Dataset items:
+++

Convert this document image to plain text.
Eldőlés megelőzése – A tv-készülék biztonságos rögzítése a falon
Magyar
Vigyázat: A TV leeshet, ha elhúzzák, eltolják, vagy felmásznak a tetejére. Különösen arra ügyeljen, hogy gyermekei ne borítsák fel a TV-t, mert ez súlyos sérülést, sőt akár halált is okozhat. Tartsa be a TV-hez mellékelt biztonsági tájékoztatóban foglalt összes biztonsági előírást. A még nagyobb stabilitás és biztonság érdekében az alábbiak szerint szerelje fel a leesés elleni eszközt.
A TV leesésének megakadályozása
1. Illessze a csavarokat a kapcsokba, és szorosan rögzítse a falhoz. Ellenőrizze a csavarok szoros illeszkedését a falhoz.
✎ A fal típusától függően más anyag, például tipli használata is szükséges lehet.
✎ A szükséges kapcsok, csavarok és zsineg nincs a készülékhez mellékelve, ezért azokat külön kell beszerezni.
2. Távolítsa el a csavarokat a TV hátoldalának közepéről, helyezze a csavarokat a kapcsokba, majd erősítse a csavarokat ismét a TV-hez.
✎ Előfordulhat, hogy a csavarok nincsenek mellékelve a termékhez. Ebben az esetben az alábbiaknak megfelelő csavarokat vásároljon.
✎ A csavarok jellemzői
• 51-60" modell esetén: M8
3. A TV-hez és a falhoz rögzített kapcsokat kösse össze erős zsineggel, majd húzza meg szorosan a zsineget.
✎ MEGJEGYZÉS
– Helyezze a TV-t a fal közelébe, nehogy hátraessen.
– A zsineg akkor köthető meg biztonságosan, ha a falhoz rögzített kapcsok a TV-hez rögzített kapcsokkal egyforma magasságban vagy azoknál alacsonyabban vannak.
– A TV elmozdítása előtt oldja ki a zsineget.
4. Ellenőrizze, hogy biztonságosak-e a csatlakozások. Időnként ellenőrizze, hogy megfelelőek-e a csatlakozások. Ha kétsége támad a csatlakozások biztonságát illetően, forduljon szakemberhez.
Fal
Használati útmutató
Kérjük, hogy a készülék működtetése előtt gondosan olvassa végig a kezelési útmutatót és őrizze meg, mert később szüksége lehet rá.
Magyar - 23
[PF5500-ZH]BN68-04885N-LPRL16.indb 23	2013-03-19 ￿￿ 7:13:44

+++

Copy all the entries verbatim.

Convert this document image to plain text.
Eldőlés megelőzése – A tv-készülék biztonságos rögzítése a falon
Magyar
Vigyázat: A TV leeshet, ha elhúzzák, eltolják, vagy felmásznak a tetejére. Különösen arra ügyeljen, hogy gyermekei ne borítsák fel a TV-t, mert ez súlyos sérülést, sőt akár halált is okozhat. Tartsa be a TV-hez mellékelt biztonsági tájékoztatóban foglalt összes biztonsági előírást. A még nagyobb stabilitás és biztonság érdekében az alábbiak szerint szerelje fel a leesés elleni eszközt.
A TV leesésének megakadályozása
1. Illessze a csavarokat a kapcsokba, és szorosan rögzítse a falhoz. Ellenőrizze a csavarok szoros illeszkedését a falhoz.
✎ A fal típusától függően más anyag, például tipli használata is szükséges lehet.
✎ A szükséges kapcsok, csavarok és zsineg nincs a készülékhez mellékelve, ezért azokat külön kell beszerezni.
2. Távolítsa el a csavarokat a TV hátoldalának közepéről, helyezze a csavarokat a kapcsokba, majd erősítse a csavarokat ismét a TV-hez.
✎ Előfordulhat, hogy a csavarok nincsenek mellékelve a termékhez. Ebben az esetben az alábbiaknak megfelelő csavarokat vásároljon.
✎ A csavarok jellemzői
• 51-60" modell esetén: M8
3. A TV-hez és a falhoz rögzített kapcsokat kösse össze erős zsineggel, majd húzza meg szorosan a zsineget.
✎ MEGJEGYZÉS
– Helyezze a TV-t a fal közelébe, nehogy hátraessen.
– A zsineg akkor köthető meg biztonságosan, ha a falhoz rögzített kapcsok a TV-hez rögzített kapcsokkal egyforma magasságban vagy azoknál alacsonyabban vannak.
– A TV elmozdítása előtt oldja ki a zsineget.
4. Ellenőrizze, hogy biztonságosak-e a csatlakozások. Időnként ellenőrizze, hogy megfelelőek-e a csatlakozások. Ha kétsége támad a csatlakozások biztonságát illetően, forduljon szakemberhez.
Fal
Használati útmutató
Kérjük, hogy a készülék működtetése előtt gondosan olvassa végig a kezelési útmutatót és őrizze meg, mert később szüksége lehet rá.
Magyar - 23
[PF5500-ZH]BN68-04885N-LPRL16.indb 23	2013-03-19 ￿￿ 7:13:44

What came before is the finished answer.